The request: Quote every entry word for word.

Record excerpts:

____

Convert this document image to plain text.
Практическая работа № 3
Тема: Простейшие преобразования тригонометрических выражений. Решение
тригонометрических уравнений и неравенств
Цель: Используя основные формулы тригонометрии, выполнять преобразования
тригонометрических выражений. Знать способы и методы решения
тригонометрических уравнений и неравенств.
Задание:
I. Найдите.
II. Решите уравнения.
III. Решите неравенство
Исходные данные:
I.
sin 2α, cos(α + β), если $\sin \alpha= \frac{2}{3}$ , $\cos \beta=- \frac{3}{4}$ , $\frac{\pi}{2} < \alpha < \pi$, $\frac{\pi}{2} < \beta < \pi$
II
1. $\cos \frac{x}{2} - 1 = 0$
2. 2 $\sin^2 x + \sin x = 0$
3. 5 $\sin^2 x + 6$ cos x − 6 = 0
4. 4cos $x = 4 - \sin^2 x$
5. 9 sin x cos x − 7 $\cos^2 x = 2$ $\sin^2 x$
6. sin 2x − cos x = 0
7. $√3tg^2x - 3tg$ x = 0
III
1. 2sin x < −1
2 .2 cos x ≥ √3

____

Answer to this exercise:
Convert this document image to plain text.
Практическая работа № 3
Тема: Простейшие преобразования тригонометрических выражений. Решение
тригонометрических уравнений и неравенств
Цель: Используя основные формулы тригонометрии, выполнять преобразования
тригонометрических выражений. Знать способы и методы решения
тригонометрических уравнений и неравенств.
Задание:
I. Найдите.
II. Решите уравнения.
III. Решите неравенство
Исходные данные:
I.
sin 2α, cos(α + β), если $\sin \alpha= \frac{2}{3}$ , $\cos \beta=- \frac{3}{4}$ , $\frac{\pi}{2} < \alpha < \pi$, $\frac{\pi}{2} < \beta < \pi$
II
1. $\cos \frac{x}{2} - 1 = 0$
2. 2 $\sin^2 x + \sin x = 0$
3. 5 $\sin^2 x + 6$ cos x − 6 = 0
4. 4cos $x = 4 - \sin^2 x$
5. 9 sin x cos x − 7 $\cos^2 x = 2$ $\sin^2 x$
6. sin 2x − cos x = 0
7. $√3tg^2x - 3tg$ x = 0
III
1. 2sin x < −1
2 .2 cos x ≥ √3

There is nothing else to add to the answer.